#### [Stored dataset items]
◆ ◆ ◆ ◆ ◆

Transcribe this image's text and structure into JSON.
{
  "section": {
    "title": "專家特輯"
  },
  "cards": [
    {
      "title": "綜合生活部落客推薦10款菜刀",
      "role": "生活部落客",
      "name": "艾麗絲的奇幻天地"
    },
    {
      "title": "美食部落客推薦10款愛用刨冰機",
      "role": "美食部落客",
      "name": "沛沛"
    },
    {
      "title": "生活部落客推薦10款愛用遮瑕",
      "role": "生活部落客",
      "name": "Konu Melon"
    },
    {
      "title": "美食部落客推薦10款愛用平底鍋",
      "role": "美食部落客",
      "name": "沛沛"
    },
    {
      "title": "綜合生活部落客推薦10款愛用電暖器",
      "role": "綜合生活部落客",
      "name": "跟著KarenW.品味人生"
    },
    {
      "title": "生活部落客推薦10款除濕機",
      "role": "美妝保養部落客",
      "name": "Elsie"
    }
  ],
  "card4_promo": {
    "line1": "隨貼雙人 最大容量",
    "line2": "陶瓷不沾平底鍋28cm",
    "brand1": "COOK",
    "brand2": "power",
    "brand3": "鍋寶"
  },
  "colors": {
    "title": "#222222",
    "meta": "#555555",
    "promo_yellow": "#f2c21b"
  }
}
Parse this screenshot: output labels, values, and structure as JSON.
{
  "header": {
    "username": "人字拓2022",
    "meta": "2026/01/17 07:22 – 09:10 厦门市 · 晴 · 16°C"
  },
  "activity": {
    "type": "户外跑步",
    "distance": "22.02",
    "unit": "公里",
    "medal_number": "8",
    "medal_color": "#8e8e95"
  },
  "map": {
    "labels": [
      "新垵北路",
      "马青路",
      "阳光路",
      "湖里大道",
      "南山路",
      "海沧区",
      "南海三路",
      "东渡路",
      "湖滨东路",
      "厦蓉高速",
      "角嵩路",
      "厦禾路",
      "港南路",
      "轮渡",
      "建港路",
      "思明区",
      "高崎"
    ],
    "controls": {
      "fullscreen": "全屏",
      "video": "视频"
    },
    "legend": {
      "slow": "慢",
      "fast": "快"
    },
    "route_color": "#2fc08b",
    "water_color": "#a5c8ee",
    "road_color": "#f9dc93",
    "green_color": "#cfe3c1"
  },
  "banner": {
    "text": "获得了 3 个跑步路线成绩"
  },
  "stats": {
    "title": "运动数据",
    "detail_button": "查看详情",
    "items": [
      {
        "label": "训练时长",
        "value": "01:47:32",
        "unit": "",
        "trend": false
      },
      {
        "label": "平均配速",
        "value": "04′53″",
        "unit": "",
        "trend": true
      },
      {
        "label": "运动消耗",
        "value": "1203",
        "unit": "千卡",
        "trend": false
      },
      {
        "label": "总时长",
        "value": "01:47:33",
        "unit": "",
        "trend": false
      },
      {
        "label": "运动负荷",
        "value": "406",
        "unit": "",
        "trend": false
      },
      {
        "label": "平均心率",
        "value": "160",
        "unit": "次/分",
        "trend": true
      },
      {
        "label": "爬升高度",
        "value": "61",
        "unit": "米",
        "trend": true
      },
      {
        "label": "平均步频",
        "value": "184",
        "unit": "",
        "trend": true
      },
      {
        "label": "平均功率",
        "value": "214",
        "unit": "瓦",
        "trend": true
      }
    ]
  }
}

◆ ◆ ◆ ◆ ◆

#### [Given instruction]
Copy each line of the data above without altering a single character.

#### [Solution]
Transcribe this image's text and structure into JSON.
{
  "section": {
    "title": "專家特輯"
  },
  "cards": [
    {
      "title": "綜合生活部落客推薦10款菜刀",
      "role": "生活部落客",
      "name": "艾麗絲的奇幻天地"
    },
    {
      "title": "美食部落客推薦10款愛用刨冰機",
      "role": "美食部落客",
      "name": "沛沛"
    },
    {
      "title": "生活部落客推薦10款愛用遮瑕",
      "role": "生活部落客",
      "name": "Konu Melon"
    },
    {
      "title": "美食部落客推薦10款愛用平底鍋",
      "role": "美食部落客",
      "name": "沛沛"
    },
    {
      "title": "綜合生活部落客推薦10款愛用電暖器",
      "role": "綜合生活部落客",
      "name": "跟著KarenW.品味人生"
    },
    {
      "title": "生活部落客推薦10款除濕機",
      "role": "美妝保養部落客",
      "name": "Elsie"
    }
  ],
  "card4_promo": {
    "line1": "隨貼雙人 最大容量",
    "line2": "陶瓷不沾平底鍋28cm",
    "brand1": "COOK",
    "brand2": "power",
    "brand3": "鍋寶"
  },
  "colors": {
    "title": "#222222",
    "meta": "#555555",
    "promo_yellow": "#f2c21b"
  }
}
Parse this screenshot: output labels, values, and structure as JSON.
{
  "header": {
    "username": "人字拓2022",
    "meta": "2026/01/17 07:22 – 09:10 厦门市 · 晴 · 16°C"
  },
  "activity": {
    "type": "户外跑步",
    "distance": "22.02",
    "unit": "公里",
    "medal_number": "8",
    "medal_color": "#8e8e95"
  },
  "map": {
    "labels": [
      "新垵北路",
      "马青路",
      "阳光路",
      "湖里大道",
      "南山路",
      "海沧区",
      "南海三路",
      "东渡路",
      "湖滨东路",
      "厦蓉高速",
      "角嵩路",
      "厦禾路",
      "港南路",
      "轮渡",
      "建港路",
      "思明区",
      "高崎"
    ],
    "controls": {
      "fullscreen": "全屏",
      "video": "视频"
    },
    "legend": {
      "slow": "慢",
      "fast": "快"
    },
    "route_color": "#2fc08b",
    "water_color": "#a5c8ee",
    "road_color": "#f9dc93",
    "green_color": "#cfe3c1"
  },
  "banner": {
    "text": "获得了 3 个跑步路线成绩"
  },
  "stats": {
    "title": "运动数据",
    "detail_button": "查看详情",
    "items": [
      {
        "label": "训练时长",
        "value": "01:47:32",
        "unit": "",
        "trend": false
      },
      {
        "label": "平均配速",
        "value": "04′53″",
        "unit": "",
        "trend": true
      },
      {
        "label": "运动消耗",
        "value": "1203",
        "unit": "千卡",
        "trend": false
      },
      {
        "label": "总时长",
        "value": "01:47:33",
        "unit": "",
        "trend": false
      },
      {
        "label": "运动负荷",
        "value": "406",
        "unit": "",
        "trend": false
      },
      {
        "label": "平均心率",
        "value": "160",
        "unit": "次/分",
        "trend": true
      },
      {
        "label": "爬升高度",
        "value": "61",
        "unit": "米",
        "trend": true
      },
      {
        "label": "平均步频",
        "value": "184",
        "unit": "",
        "trend": true
      },
      {
        "label": "平均功率",
        "value": "214",
        "unit": "瓦",
        "trend": true
      }
    ]
  }
}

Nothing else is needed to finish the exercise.